* Record set:

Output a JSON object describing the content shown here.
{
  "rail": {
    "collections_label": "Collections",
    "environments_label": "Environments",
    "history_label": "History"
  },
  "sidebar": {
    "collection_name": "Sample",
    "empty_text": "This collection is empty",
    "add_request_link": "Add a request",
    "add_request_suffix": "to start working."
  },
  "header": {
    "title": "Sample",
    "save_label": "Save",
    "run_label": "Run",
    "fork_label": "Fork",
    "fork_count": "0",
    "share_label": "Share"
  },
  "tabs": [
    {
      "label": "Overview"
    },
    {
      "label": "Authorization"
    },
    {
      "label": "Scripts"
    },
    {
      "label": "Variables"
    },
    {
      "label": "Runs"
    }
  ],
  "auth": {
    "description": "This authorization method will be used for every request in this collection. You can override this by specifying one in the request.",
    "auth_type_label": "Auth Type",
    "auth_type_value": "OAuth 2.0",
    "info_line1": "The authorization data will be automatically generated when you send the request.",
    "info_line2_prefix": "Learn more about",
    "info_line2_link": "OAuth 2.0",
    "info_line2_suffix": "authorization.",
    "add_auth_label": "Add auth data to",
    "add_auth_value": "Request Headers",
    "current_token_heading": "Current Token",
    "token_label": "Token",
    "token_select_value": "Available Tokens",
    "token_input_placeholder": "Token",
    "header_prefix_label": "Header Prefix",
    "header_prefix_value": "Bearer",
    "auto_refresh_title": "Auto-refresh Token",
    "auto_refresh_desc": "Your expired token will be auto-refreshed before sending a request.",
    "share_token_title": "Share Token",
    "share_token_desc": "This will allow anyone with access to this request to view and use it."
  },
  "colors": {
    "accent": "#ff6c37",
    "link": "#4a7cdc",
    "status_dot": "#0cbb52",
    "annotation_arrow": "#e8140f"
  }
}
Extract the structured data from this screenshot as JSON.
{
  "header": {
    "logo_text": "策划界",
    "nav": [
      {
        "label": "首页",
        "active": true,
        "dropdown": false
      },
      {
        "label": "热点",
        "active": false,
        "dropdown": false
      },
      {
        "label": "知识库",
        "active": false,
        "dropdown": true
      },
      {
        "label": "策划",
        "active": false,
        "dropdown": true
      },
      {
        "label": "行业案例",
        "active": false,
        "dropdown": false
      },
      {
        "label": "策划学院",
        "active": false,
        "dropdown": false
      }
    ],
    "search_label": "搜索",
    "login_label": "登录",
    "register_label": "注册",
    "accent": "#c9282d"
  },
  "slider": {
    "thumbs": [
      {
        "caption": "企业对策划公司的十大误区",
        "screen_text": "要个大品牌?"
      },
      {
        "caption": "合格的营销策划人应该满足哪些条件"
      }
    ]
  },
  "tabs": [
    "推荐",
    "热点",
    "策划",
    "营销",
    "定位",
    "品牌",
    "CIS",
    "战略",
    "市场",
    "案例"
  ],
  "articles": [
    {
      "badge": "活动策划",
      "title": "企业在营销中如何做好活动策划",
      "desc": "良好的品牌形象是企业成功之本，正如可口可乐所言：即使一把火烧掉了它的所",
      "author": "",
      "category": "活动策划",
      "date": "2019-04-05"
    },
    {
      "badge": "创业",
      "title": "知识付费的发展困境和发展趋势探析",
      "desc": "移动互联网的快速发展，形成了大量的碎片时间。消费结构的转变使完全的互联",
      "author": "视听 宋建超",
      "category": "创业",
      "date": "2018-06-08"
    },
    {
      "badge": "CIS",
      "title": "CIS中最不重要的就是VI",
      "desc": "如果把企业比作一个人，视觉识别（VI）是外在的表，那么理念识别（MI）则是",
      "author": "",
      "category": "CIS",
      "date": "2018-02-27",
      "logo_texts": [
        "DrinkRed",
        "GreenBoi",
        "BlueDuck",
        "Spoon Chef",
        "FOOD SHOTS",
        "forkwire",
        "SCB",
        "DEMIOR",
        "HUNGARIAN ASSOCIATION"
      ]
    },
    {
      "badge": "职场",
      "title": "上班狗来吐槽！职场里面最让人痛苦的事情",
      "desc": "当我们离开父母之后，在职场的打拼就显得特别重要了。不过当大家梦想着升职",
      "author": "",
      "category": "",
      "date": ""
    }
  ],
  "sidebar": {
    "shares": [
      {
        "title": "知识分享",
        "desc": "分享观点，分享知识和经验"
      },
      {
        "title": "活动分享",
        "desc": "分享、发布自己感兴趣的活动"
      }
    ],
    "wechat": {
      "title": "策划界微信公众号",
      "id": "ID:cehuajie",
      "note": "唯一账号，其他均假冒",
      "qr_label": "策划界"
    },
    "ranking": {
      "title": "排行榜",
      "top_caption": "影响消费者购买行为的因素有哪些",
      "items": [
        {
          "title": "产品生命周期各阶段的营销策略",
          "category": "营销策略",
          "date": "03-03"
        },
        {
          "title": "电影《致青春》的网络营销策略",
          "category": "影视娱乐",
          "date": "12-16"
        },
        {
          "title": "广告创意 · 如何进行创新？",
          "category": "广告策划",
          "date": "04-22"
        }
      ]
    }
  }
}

* Problem details:
Reproduce the data, keeping every line exactly the same.

* Task solution:
Output a JSON object describing the content shown here.
{
  "rail": {
    "collections_label": "Collections",
    "environments_label": "Environments",
    "history_label": "History"
  },
  "sidebar": {
    "collection_name": "Sample",
    "empty_text": "This collection is empty",
    "add_request_link": "Add a request",
    "add_request_suffix": "to start working."
  },
  "header": {
    "title": "Sample",
    "save_label": "Save",
    "run_label": "Run",
    "fork_label": "Fork",
    "fork_count": "0",
    "share_label": "Share"
  },
  "tabs": [
    {
      "label": "Overview"
    },
    {
      "label": "Authorization"
    },
    {
      "label": "Scripts"
    },
    {
      "label": "Variables"
    },
    {
      "label": "Runs"
    }
  ],
  "auth": {
    "description": "This authorization method will be used for every request in this collection. You can override this by specifying one in the request.",
    "auth_type_label": "Auth Type",
    "auth_type_value": "OAuth 2.0",
    "info_line1": "The authorization data will be automatically generated when you send the request.",
    "info_line2_prefix": "Learn more about",
    "info_line2_link": "OAuth 2.0",
    "info_line2_suffix": "authorization.",
    "add_auth_label": "Add auth data to",
    "add_auth_value": "Request Headers",
    "current_token_heading": "Current Token",
    "token_label": "Token",
    "token_select_value": "Available Tokens",
    "token_input_placeholder": "Token",
    "header_prefix_label": "Header Prefix",
    "header_prefix_value": "Bearer",
    "auto_refresh_title": "Auto-refresh Token",
    "auto_refresh_desc": "Your expired token will be auto-refreshed before sending a request.",
    "share_token_title": "Share Token",
    "share_token_desc": "This will allow anyone with access to this request to view and use it."
  },
  "colors": {
    "accent": "#ff6c37",
    "link": "#4a7cdc",
    "status_dot": "#0cbb52",
    "annotation_arrow": "#e8140f"
  }
}
Extract the structured data from this screenshot as JSON.
{
  "header": {
    "logo_text": "策划界",
    "nav": [
      {
        "label": "首页",
        "active": true,
        "dropdown": false
      },
      {
        "label": "热点",
        "active": false,
        "dropdown": false
      },
      {
        "label": "知识库",
        "active": false,
        "dropdown": true
      },
      {
        "label": "策划",
        "active": false,
        "dropdown": true
      },
      {
        "label": "行业案例",
        "active": false,
        "dropdown": false
      },
      {
        "label": "策划学院",
        "active": false,
        "dropdown": false
      }
    ],
    "search_label": "搜索",
    "login_label": "登录",
    "register_label": "注册",
    "accent": "#c9282d"
  },
  "slider": {
    "thumbs": [
      {
        "caption": "企业对策划公司的十大误区",
        "screen_text": "要个大品牌?"
      },
      {
        "caption": "合格的营销策划人应该满足哪些条件"
      }
    ]
  },
  "tabs": [
    "推荐",
    "热点",
    "策划",
    "营销",
    "定位",
    "品牌",
    "CIS",
    "战略",
    "市场",
    "案例"
  ],
  "articles": [
    {
      "badge": "活动策划",
      "title": "企业在营销中如何做好活动策划",
      "desc": "良好的品牌形象是企业成功之本，正如可口可乐所言：即使一把火烧掉了它的所",
      "author": "",
      "category": "活动策划",
      "date": "2019-04-05"
    },
    {
      "badge": "创业",
      "title": "知识付费的发展困境和发展趋势探析",
      "desc": "移动互联网的快速发展，形成了大量的碎片时间。消费结构的转变使完全的互联",
      "author": "视听 宋建超",
      "category": "创业",
      "date": "2018-06-08"
    },
    {
      "badge": "CIS",
      "title": "CIS中最不重要的就是VI",
      "desc": "如果把企业比作一个人，视觉识别（VI）是外在的表，那么理念识别（MI）则是",
      "author": "",
      "category": "CIS",
      "date": "2018-02-27",
      "logo_texts": [
        "DrinkRed",
        "GreenBoi",
        "BlueDuck",
        "Spoon Chef",
        "FOOD SHOTS",
        "forkwire",
        "SCB",
        "DEMIOR",
        "HUNGARIAN ASSOCIATION"
      ]
    },
    {
      "badge": "职场",
      "title": "上班狗来吐槽！职场里面最让人痛苦的事情",
      "desc": "当我们离开父母之后，在职场的打拼就显得特别重要了。不过当大家梦想着升职",
      "author": "",
      "category": "",
      "date": ""
    }
  ],
  "sidebar": {
    "shares": [
      {
        "title": "知识分享",
        "desc": "分享观点，分享知识和经验"
      },
      {
        "title": "活动分享",
        "desc": "分享、发布自己感兴趣的活动"
      }
    ],
    "wechat": {
      "title": "策划界微信公众号",
      "id": "ID:cehuajie",
      "note": "唯一账号，其他均假冒",
      "qr_label": "策划界"
    },
    "ranking": {
      "title": "排行榜",
      "top_caption": "影响消费者购买行为的因素有哪些",
      "items": [
        {
          "title": "产品生命周期各阶段的营销策略",
          "category": "营销策略",
          "date": "03-03"
        },
        {
          "title": "电影《致青春》的网络营销策略",
          "category": "影视娱乐",
          "date": "12-16"
        },
        {
          "title": "广告创意 · 如何进行创新？",
          "category": "广告策划",
          "date": "04-22"
        }
      ]
    }
  }
}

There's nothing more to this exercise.